_Extrait à lire_.
La Cour d’appel qui déclare irrecevable l’appel contre un jugement rendu en audience éventuelle validant le commandement tendant à saisie immobilière et fixant la date d’adjudication, sur le fondement de l’article 313 de l’AUPSRVE, lequel se rapporte à la demande d’annulation de la décision judiciaire (ou du procès verbal) d’adjudication, fait une fausse application de la loi. L’appel interjeté est irrecevable, mais sur le fondement de l’article 300 alinéa, s’agissant d’un jugement ayant statué hors les cas où l’appel est prévu.
Cour Commune de Justice et d’Arbitrage C.C.J.A, ARRET N° 021/2012 du 15 mars 2012, Affaire : TRAZIE Zamblé Roger (Conseil : Maître TAPE Manakalé Ernest, Avocat à la Cour) Contre Banque Internationale de l’Afrique de l’Ouest dite BIAO-CI (Conseil : Maître AKA F. Félix, Avocat à la Cour)

(Listes des zones d'éléments)

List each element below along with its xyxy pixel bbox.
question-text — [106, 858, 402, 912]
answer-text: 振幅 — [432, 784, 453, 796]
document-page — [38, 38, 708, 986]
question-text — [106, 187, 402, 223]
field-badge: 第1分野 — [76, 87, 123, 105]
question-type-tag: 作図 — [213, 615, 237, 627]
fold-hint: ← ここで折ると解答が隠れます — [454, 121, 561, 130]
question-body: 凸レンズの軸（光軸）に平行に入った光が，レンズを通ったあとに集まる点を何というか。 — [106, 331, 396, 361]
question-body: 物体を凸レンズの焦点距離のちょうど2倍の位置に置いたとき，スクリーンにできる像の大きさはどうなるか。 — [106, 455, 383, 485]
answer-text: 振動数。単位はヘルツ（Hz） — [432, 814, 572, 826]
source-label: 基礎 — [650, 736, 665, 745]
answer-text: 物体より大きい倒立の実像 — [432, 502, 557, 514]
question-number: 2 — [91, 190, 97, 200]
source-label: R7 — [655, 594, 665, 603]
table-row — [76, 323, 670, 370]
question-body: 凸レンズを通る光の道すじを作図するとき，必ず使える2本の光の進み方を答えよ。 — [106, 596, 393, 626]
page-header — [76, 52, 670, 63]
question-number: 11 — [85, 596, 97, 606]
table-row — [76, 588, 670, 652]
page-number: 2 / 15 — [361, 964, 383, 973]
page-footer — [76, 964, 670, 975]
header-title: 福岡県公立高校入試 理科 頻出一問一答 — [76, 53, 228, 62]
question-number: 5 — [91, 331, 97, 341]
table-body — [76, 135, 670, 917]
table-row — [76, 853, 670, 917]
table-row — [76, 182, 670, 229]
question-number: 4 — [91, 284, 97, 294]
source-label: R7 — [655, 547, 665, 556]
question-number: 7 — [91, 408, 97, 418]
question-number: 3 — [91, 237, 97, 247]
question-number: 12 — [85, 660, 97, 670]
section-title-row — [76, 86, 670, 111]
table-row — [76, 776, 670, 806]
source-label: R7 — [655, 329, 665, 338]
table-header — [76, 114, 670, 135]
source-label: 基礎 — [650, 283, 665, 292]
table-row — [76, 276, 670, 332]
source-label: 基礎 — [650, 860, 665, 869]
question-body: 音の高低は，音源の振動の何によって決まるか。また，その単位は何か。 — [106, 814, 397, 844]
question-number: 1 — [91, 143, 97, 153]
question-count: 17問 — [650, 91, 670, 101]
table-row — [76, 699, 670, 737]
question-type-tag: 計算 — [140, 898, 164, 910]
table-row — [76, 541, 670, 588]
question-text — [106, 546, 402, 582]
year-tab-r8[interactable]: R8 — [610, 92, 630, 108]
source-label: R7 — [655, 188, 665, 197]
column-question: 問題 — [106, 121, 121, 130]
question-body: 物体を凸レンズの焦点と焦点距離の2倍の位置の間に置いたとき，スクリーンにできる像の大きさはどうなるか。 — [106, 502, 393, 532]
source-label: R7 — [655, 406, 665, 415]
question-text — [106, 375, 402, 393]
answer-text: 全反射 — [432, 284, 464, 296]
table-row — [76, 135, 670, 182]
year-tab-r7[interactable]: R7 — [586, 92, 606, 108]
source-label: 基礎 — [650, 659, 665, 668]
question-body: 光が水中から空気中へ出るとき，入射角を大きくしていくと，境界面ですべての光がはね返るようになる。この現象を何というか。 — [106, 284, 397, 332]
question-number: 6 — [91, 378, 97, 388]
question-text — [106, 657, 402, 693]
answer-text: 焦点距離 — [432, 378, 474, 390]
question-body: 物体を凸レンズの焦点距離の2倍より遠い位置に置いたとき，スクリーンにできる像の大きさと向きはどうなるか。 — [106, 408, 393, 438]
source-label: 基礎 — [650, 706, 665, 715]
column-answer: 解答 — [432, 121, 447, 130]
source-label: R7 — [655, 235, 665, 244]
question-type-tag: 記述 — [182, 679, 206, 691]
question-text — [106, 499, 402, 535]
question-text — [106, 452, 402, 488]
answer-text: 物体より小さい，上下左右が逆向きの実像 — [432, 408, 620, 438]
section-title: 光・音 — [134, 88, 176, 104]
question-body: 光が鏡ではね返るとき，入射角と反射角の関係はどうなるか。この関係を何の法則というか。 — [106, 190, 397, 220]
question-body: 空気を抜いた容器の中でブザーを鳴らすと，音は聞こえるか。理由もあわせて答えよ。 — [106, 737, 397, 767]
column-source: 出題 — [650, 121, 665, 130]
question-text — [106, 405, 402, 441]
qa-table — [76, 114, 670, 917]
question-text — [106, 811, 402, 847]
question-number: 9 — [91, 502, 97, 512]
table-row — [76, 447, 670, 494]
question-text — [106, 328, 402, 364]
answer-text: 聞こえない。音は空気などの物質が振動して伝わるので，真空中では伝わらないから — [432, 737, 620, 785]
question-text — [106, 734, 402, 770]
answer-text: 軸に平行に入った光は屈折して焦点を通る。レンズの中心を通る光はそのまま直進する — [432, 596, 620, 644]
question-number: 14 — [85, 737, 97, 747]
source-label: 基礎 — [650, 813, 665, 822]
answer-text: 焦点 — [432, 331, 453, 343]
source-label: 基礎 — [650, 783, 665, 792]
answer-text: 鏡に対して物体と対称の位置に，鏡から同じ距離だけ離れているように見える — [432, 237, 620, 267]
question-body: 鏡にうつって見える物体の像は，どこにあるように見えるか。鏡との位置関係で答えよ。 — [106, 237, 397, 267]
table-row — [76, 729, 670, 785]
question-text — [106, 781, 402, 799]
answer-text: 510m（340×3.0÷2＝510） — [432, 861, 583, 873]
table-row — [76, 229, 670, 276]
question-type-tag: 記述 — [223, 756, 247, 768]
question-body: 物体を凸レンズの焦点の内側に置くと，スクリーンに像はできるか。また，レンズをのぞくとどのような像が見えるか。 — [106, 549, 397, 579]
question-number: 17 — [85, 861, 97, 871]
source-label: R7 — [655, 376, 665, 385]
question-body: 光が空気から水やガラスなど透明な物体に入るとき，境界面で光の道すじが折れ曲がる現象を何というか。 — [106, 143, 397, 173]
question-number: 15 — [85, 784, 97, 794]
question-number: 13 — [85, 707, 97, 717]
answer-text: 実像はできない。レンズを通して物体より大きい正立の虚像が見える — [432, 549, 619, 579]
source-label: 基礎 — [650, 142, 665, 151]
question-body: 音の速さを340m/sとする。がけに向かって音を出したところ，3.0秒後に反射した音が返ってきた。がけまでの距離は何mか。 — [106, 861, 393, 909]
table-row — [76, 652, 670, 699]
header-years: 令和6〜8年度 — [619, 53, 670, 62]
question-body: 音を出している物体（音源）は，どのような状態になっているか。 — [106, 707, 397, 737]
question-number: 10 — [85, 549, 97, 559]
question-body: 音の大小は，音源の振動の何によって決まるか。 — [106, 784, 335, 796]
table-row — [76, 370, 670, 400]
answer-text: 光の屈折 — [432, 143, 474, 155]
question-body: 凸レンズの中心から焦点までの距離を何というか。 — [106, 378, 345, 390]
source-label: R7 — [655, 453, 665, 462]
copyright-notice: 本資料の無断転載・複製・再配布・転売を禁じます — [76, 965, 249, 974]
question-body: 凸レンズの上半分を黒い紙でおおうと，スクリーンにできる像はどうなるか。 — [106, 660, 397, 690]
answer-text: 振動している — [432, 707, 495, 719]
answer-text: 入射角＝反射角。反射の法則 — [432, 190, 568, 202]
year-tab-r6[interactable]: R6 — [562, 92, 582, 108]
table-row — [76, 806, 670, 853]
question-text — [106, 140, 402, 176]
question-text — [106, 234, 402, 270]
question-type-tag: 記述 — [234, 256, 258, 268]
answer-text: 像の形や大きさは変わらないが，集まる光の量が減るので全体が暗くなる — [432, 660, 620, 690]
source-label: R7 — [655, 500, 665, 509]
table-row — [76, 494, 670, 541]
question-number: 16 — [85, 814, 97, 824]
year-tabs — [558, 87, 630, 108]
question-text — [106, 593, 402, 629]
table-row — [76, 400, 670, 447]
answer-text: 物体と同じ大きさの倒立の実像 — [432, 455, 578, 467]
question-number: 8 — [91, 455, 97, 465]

_Vos consignes_.
Pouvez-vous recopier mot pour mot le passage de l'extrait sur l'arrêt de la CCJA qui commence aux mots « La Cour d’appel » et s'arrête après « l’appel est prévu. » ?

_Résultat final_.
La Cour d’appel qui déclare irrecevable l’appel contre un jugement rendu en audience éventuelle validant le commandement tendant à saisie immobilière et fixant la date d’adjudication, sur le fondement de l’article 313 de l’AUPSRVE, lequel se rapporte à la demande d’annulation de la décision judiciaire (ou du procès verbal) d’adjudication, fait une fausse application de la loi. L’appel interjeté est irrecevable, mais sur le fondement de l’article 300 alinéa, s’agissant d’un jugement ayant statué hors les cas où l’appel est prévu.